— EXERCISE GOAL —
Comb the records below for the string "JSON" and copy each line where it turns up.

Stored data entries
====

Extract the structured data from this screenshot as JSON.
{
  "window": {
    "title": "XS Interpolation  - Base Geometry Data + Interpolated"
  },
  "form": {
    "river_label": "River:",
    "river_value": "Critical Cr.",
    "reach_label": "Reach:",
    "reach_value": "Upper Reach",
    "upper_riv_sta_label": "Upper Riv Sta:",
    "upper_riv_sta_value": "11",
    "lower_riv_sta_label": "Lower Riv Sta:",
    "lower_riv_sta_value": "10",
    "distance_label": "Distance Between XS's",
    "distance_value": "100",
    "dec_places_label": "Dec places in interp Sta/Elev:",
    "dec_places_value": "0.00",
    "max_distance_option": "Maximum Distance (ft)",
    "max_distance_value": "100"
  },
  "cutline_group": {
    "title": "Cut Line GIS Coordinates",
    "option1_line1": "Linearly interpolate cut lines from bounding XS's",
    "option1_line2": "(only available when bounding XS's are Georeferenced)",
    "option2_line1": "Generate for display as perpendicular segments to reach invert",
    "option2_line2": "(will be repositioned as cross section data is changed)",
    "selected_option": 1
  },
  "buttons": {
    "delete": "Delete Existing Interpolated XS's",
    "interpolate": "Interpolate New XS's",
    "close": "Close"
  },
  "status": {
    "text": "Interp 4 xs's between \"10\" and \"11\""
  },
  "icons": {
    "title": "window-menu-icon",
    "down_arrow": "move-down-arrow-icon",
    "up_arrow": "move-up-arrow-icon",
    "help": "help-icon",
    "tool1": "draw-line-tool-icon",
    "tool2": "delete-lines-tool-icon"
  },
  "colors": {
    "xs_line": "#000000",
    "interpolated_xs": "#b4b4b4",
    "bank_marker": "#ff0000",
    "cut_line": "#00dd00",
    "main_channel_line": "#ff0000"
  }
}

====

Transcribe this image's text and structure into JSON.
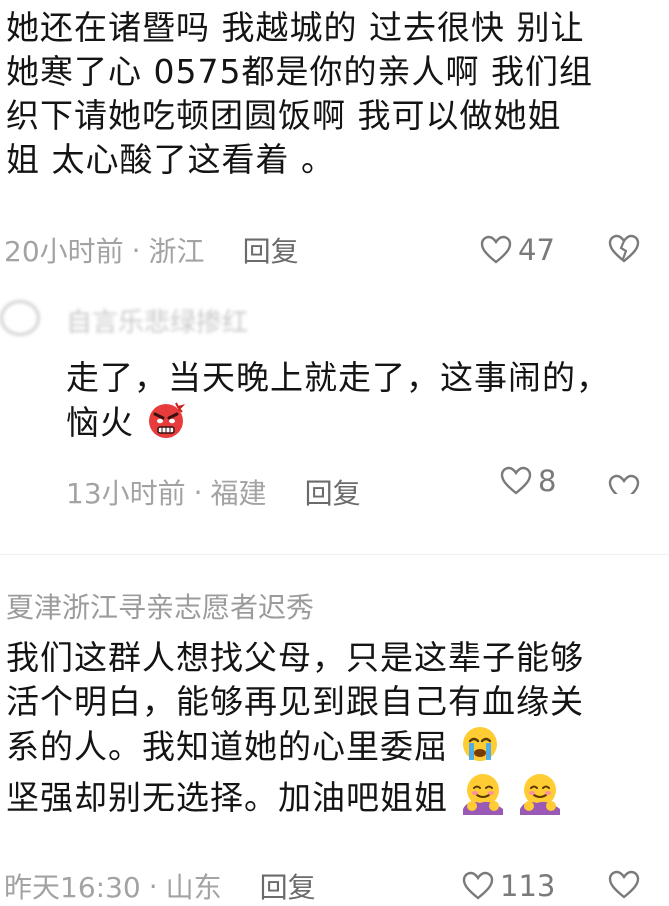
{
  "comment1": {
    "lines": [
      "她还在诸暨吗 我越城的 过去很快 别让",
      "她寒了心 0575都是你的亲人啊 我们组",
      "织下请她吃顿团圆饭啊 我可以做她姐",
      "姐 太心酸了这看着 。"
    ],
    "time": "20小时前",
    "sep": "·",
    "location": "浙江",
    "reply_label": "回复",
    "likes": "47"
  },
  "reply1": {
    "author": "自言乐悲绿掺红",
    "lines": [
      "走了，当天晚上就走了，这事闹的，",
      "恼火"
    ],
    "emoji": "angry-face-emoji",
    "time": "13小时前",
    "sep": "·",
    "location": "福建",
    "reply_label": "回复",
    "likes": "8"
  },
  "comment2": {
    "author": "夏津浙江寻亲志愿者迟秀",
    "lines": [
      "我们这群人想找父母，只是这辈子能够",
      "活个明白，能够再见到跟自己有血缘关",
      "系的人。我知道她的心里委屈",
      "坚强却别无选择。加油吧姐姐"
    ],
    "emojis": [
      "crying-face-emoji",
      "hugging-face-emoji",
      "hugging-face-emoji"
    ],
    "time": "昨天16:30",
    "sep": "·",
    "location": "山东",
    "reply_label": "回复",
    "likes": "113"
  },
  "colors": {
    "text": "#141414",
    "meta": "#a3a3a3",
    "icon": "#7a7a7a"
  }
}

====

— OUTPUT BELOW —
Extract the structured data from this screenshot as JSON.
Transcribe this image's text and structure into JSON.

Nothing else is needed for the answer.